REQUEST: List every line below containing "have".

GIVEN INFORMATION:
═══

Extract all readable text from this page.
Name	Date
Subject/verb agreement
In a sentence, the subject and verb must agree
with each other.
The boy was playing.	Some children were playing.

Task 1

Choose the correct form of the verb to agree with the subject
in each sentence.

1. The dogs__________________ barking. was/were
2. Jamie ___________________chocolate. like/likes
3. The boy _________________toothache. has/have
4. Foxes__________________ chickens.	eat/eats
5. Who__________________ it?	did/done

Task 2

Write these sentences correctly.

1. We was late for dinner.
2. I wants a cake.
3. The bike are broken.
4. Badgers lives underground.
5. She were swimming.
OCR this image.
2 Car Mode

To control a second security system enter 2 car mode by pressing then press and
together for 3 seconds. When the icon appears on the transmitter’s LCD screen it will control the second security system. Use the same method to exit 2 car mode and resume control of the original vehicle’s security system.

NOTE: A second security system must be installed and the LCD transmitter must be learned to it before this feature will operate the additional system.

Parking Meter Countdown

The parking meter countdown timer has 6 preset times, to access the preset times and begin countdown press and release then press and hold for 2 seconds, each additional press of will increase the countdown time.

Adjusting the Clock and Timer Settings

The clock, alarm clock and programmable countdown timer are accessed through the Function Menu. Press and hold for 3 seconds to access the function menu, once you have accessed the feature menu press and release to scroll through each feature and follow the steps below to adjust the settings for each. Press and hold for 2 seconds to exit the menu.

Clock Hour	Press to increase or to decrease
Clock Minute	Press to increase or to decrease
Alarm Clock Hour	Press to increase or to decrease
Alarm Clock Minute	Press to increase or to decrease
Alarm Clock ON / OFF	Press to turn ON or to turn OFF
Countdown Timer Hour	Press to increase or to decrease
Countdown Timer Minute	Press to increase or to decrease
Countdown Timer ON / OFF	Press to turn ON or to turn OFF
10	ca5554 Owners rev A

═══

REPLY TO THE TASK:
3. The boy _________________toothache. has/have
The clock, alarm clock and programmable countdown timer are accessed through the Function Menu. Press and hold for 3 seconds to access the function menu, once you have accessed the feature menu press and release to scroll through each feature and follow the steps below to adjust the settings for each. Press and hold for 2 seconds to exit the menu.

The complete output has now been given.